:: Instructions to follow ::
Take the data that follows and retype it word for word.

>>>>>

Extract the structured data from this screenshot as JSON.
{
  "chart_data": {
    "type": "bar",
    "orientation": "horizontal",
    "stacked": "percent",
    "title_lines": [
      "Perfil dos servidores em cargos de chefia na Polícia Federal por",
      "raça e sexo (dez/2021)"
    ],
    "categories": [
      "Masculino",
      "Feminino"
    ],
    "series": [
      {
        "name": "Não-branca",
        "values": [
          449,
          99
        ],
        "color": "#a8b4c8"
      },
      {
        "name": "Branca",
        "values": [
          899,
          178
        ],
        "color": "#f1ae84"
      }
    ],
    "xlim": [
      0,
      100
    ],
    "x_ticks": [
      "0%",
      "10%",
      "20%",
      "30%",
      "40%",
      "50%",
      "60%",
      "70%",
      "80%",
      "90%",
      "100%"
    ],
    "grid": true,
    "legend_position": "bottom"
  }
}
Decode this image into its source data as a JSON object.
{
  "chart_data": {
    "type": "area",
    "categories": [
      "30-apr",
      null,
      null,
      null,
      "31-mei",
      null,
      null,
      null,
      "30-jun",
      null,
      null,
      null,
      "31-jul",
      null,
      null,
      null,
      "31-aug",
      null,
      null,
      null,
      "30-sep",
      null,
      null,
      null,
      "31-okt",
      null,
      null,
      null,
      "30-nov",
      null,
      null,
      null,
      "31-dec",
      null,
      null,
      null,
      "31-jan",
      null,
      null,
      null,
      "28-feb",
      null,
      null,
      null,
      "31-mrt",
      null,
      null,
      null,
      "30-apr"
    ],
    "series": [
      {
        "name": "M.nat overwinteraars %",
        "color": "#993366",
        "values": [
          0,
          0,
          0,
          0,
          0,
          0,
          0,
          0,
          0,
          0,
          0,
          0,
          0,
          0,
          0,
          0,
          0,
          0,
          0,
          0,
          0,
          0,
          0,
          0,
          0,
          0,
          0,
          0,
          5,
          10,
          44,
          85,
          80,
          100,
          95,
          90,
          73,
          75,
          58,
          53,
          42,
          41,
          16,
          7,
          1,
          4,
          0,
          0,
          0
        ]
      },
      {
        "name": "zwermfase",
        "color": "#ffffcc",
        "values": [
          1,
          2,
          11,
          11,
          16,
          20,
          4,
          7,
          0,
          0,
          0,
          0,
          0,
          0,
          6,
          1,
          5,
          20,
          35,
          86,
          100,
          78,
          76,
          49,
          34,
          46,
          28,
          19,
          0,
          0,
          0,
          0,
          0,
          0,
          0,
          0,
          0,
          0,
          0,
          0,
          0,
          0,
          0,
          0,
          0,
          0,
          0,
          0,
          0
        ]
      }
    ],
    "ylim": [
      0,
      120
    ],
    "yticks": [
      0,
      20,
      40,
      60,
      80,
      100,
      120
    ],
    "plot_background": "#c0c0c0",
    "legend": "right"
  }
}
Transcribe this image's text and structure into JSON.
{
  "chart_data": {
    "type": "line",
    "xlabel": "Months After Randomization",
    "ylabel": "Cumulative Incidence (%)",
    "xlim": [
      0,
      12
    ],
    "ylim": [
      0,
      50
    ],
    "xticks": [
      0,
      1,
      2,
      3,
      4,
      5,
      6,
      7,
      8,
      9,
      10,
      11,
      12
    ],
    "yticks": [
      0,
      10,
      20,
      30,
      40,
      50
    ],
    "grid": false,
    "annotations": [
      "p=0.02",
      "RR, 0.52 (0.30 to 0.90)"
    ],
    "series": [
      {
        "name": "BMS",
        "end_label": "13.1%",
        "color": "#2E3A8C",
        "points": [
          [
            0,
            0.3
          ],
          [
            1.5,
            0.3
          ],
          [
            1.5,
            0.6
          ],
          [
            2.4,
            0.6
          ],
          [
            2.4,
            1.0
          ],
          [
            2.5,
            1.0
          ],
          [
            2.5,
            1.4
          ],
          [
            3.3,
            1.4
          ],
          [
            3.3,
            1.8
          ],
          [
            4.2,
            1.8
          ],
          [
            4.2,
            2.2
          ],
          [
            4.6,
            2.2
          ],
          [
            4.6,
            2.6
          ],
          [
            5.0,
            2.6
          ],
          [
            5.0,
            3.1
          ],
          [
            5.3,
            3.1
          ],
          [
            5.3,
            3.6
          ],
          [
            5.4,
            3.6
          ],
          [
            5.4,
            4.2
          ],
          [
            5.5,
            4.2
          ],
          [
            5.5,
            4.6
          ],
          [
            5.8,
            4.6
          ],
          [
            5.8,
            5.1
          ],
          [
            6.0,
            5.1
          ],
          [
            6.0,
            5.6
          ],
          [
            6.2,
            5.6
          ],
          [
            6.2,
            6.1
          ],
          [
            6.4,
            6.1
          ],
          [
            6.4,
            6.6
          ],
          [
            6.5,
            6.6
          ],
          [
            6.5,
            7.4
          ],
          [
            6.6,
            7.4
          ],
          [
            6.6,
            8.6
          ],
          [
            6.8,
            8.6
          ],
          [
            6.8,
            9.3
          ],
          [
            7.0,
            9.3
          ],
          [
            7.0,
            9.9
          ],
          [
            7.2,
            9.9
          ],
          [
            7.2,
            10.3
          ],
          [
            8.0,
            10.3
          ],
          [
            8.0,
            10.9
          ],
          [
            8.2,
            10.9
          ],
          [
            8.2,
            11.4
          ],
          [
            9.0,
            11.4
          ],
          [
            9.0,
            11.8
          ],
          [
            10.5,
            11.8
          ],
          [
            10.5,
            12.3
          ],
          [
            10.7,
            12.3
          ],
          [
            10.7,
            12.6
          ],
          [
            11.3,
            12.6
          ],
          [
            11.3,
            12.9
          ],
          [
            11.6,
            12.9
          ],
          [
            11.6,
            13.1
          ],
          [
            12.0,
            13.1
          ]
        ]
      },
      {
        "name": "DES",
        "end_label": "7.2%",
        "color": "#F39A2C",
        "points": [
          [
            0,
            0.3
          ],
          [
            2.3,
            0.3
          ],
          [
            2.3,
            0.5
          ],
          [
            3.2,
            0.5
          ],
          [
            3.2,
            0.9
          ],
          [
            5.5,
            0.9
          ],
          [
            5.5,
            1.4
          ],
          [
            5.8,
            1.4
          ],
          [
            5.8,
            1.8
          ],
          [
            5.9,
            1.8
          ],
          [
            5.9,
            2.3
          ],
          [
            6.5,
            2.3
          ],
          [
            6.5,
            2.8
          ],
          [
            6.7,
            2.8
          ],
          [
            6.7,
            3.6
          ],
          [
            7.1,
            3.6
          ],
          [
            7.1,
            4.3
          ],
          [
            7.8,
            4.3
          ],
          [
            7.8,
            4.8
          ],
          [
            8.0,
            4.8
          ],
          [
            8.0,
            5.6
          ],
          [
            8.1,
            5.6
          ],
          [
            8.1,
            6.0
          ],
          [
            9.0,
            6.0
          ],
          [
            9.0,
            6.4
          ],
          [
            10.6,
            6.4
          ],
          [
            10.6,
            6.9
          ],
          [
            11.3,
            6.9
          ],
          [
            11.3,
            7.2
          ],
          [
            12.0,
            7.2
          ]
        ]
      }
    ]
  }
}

<<<<<

:: Response below ::
Extract the structured data from this screenshot as JSON.
{
  "chart_data": {
    "type": "bar",
    "orientation": "horizontal",
    "stacked": "percent",
    "title_lines": [
      "Perfil dos servidores em cargos de chefia na Polícia Federal por",
      "raça e sexo (dez/2021)"
    ],
    "categories": [
      "Masculino",
      "Feminino"
    ],
    "series": [
      {
        "name": "Não-branca",
        "values": [
          449,
          99
        ],
        "color": "#a8b4c8"
      },
      {
        "name": "Branca",
        "values": [
          899,
          178
        ],
        "color": "#f1ae84"
      }
    ],
    "xlim": [
      0,
      100
    ],
    "x_ticks": [
      "0%",
      "10%",
      "20%",
      "30%",
      "40%",
      "50%",
      "60%",
      "70%",
      "80%",
      "90%",
      "100%"
    ],
    "grid": true,
    "legend_position": "bottom"
  }
}
Decode this image into its source data as a JSON object.
{
  "chart_data": {
    "type": "area",
    "categories": [
      "30-apr",
      null,
      null,
      null,
      "31-mei",
      null,
      null,
      null,
      "30-jun",
      null,
      null,
      null,
      "31-jul",
      null,
      null,
      null,
      "31-aug",
      null,
      null,
      null,
      "30-sep",
      null,
      null,
      null,
      "31-okt",
      null,
      null,
      null,
      "30-nov",
      null,
      null,
      null,
      "31-dec",
      null,
      null,
      null,
      "31-jan",
      null,
      null,
      null,
      "28-feb",
      null,
      null,
      null,
      "31-mrt",
      null,
      null,
      null,
      "30-apr"
    ],
    "series": [
      {
        "name": "M.nat overwinteraars %",
        "color": "#993366",
        "values": [
          0,
          0,
          0,
          0,
          0,
          0,
          0,
          0,
          0,
          0,
          0,
          0,
          0,
          0,
          0,
          0,
          0,
          0,
          0,
          0,
          0,
          0,
          0,
          0,
          0,
          0,
          0,
          0,
          5,
          10,
          44,
          85,
          80,
          100,
          95,
          90,
          73,
          75,
          58,
          53,
          42,
          41,
          16,
          7,
          1,
          4,
          0,
          0,
          0
        ]
      },
      {
        "name": "zwermfase",
        "color": "#ffffcc",
        "values": [
          1,
          2,
          11,
          11,
          16,
          20,
          4,
          7,
          0,
          0,
          0,
          0,
          0,
          0,
          6,
          1,
          5,
          20,
          35,
          86,
          100,
          78,
          76,
          49,
          34,
          46,
          28,
          19,
          0,
          0,
          0,
          0,
          0,
          0,
          0,
          0,
          0,
          0,
          0,
          0,
          0,
          0,
          0,
          0,
          0,
          0,
          0,
          0,
          0
        ]
      }
    ],
    "ylim": [
      0,
      120
    ],
    "yticks": [
      0,
      20,
      40,
      60,
      80,
      100,
      120
    ],
    "plot_background": "#c0c0c0",
    "legend": "right"
  }
}
Transcribe this image's text and structure into JSON.
{
  "chart_data": {
    "type": "line",
    "xlabel": "Months After Randomization",
    "ylabel": "Cumulative Incidence (%)",
    "xlim": [
      0,
      12
    ],
    "ylim": [
      0,
      50
    ],
    "xticks": [
      0,
      1,
      2,
      3,
      4,
      5,
      6,
      7,
      8,
      9,
      10,
      11,
      12
    ],
    "yticks": [
      0,
      10,
      20,
      30,
      40,
      50
    ],
    "grid": false,
    "annotations": [
      "p=0.02",
      "RR, 0.52 (0.30 to 0.90)"
    ],
    "series": [
      {
        "name": "BMS",
        "end_label": "13.1%",
        "color": "#2E3A8C",
        "points": [
          [
            0,
            0.3
          ],
          [
            1.5,
            0.3
          ],
          [
            1.5,
            0.6
          ],
          [
            2.4,
            0.6
          ],
          [
            2.4,
            1.0
          ],
          [
            2.5,
            1.0
          ],
          [
            2.5,
            1.4
          ],
          [
            3.3,
            1.4
          ],
          [
            3.3,
            1.8
          ],
          [
            4.2,
            1.8
          ],
          [
            4.2,
            2.2
          ],
          [
            4.6,
            2.2
          ],
          [
            4.6,
            2.6
          ],
          [
            5.0,
            2.6
          ],
          [
            5.0,
            3.1
          ],
          [
            5.3,
            3.1
          ],
          [
            5.3,
            3.6
          ],
          [
            5.4,
            3.6
          ],
          [
            5.4,
            4.2
          ],
          [
            5.5,
            4.2
          ],
          [
            5.5,
            4.6
          ],
          [
            5.8,
            4.6
          ],
          [
            5.8,
            5.1
          ],
          [
            6.0,
            5.1
          ],
          [
            6.0,
            5.6
          ],
          [
            6.2,
            5.6
          ],
          [
            6.2,
            6.1
          ],
          [
            6.4,
            6.1
          ],
          [
            6.4,
            6.6
          ],
          [
            6.5,
            6.6
          ],
          [
            6.5,
            7.4
          ],
          [
            6.6,
            7.4
          ],
          [
            6.6,
            8.6
          ],
          [
            6.8,
            8.6
          ],
          [
            6.8,
            9.3
          ],
          [
            7.0,
            9.3
          ],
          [
            7.0,
            9.9
          ],
          [
            7.2,
            9.9
          ],
          [
            7.2,
            10.3
          ],
          [
            8.0,
            10.3
          ],
          [
            8.0,
            10.9
          ],
          [
            8.2,
            10.9
          ],
          [
            8.2,
            11.4
          ],
          [
            9.0,
            11.4
          ],
          [
            9.0,
            11.8
          ],
          [
            10.5,
            11.8
          ],
          [
            10.5,
            12.3
          ],
          [
            10.7,
            12.3
          ],
          [
            10.7,
            12.6
          ],
          [
            11.3,
            12.6
          ],
          [
            11.3,
            12.9
          ],
          [
            11.6,
            12.9
          ],
          [
            11.6,
            13.1
          ],
          [
            12.0,
            13.1
          ]
        ]
      },
      {
        "name": "DES",
        "end_label": "7.2%",
        "color": "#F39A2C",
        "points": [
          [
            0,
            0.3
          ],
          [
            2.3,
            0.3
          ],
          [
            2.3,
            0.5
          ],
          [
            3.2,
            0.5
          ],
          [
            3.2,
            0.9
          ],
          [
            5.5,
            0.9
          ],
          [
            5.5,
            1.4
          ],
          [
            5.8,
            1.4
          ],
          [
            5.8,
            1.8
          ],
          [
            5.9,
            1.8
          ],
          [
            5.9,
            2.3
          ],
          [
            6.5,
            2.3
          ],
          [
            6.5,
            2.8
          ],
          [
            6.7,
            2.8
          ],
          [
            6.7,
            3.6
          ],
          [
            7.1,
            3.6
          ],
          [
            7.1,
            4.3
          ],
          [
            7.8,
            4.3
          ],
          [
            7.8,
            4.8
          ],
          [
            8.0,
            4.8
          ],
          [
            8.0,
            5.6
          ],
          [
            8.1,
            5.6
          ],
          [
            8.1,
            6.0
          ],
          [
            9.0,
            6.0
          ],
          [
            9.0,
            6.4
          ],
          [
            10.6,
            6.4
          ],
          [
            10.6,
            6.9
          ],
          [
            11.3,
            6.9
          ],
          [
            11.3,
            7.2
          ],
          [
            12.0,
            7.2
          ]
        ]
      }
    ]
  }
}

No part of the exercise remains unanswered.